>>
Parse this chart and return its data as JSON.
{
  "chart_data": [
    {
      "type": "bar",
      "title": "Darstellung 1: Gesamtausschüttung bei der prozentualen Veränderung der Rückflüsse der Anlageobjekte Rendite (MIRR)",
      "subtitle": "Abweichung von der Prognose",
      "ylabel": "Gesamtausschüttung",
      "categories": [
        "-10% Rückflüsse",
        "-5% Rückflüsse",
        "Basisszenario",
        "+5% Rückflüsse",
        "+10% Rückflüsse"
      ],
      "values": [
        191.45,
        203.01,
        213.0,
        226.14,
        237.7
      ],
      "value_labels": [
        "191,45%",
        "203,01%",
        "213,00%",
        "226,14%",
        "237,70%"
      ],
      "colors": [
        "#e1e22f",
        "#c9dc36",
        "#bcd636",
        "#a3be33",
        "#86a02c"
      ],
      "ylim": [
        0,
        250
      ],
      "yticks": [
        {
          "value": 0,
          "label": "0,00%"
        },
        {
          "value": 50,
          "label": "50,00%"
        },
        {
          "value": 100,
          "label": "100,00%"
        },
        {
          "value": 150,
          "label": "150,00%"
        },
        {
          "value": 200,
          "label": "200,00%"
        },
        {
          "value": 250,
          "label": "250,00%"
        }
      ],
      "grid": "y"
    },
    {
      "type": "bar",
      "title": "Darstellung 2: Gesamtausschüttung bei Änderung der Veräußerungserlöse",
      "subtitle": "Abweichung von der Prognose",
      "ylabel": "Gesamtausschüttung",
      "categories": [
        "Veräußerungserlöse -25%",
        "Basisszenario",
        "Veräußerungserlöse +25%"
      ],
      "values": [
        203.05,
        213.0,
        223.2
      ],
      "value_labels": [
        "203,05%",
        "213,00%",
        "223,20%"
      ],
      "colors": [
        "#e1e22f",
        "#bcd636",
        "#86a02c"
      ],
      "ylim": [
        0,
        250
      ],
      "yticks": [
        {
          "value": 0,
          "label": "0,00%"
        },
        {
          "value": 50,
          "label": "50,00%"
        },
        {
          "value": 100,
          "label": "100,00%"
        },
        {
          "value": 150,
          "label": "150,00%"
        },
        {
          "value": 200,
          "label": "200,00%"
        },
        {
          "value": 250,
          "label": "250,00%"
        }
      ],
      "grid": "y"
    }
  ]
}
<<
== Problem details ==
Repeat every entry exactly as written above.

== Expected answer ==
Parse this chart and return its data as JSON.
{
  "chart_data": [
    {
      "type": "bar",
      "title": "Darstellung 1: Gesamtausschüttung bei der prozentualen Veränderung der Rückflüsse der Anlageobjekte Rendite (MIRR)",
      "subtitle": "Abweichung von der Prognose",
      "ylabel": "Gesamtausschüttung",
      "categories": [
        "-10% Rückflüsse",
        "-5% Rückflüsse",
        "Basisszenario",
        "+5% Rückflüsse",
        "+10% Rückflüsse"
      ],
      "values": [
        191.45,
        203.01,
        213.0,
        226.14,
        237.7
      ],
      "value_labels": [
        "191,45%",
        "203,01%",
        "213,00%",
        "226,14%",
        "237,70%"
      ],
      "colors": [
        "#e1e22f",
        "#c9dc36",
        "#bcd636",
        "#a3be33",
        "#86a02c"
      ],
      "ylim": [
        0,
        250
      ],
      "yticks": [
        {
          "value": 0,
          "label": "0,00%"
        },
        {
          "value": 50,
          "label": "50,00%"
        },
        {
          "value": 100,
          "label": "100,00%"
        },
        {
          "value": 150,
          "label": "150,00%"
        },
        {
          "value": 200,
          "label": "200,00%"
        },
        {
          "value": 250,
          "label": "250,00%"
        }
      ],
      "grid": "y"
    },
    {
      "type": "bar",
      "title": "Darstellung 2: Gesamtausschüttung bei Änderung der Veräußerungserlöse",
      "subtitle": "Abweichung von der Prognose",
      "ylabel": "Gesamtausschüttung",
      "categories": [
        "Veräußerungserlöse -25%",
        "Basisszenario",
        "Veräußerungserlöse +25%"
      ],
      "values": [
        203.05,
        213.0,
        223.2
      ],
      "value_labels": [
        "203,05%",
        "213,00%",
        "223,20%"
      ],
      "colors": [
        "#e1e22f",
        "#bcd636",
        "#86a02c"
      ],
      "ylim": [
        0,
        250
      ],
      "yticks": [
        {
          "value": 0,
          "label": "0,00%"
        },
        {
          "value": 50,
          "label": "50,00%"
        },
        {
          "value": 100,
          "label": "100,00%"
        },
        {
          "value": 150,
          "label": "150,00%"
        },
        {
          "value": 200,
          "label": "200,00%"
        },
        {
          "value": 250,
          "label": "250,00%"
        }
      ],
      "grid": "y"
    }
  ]
}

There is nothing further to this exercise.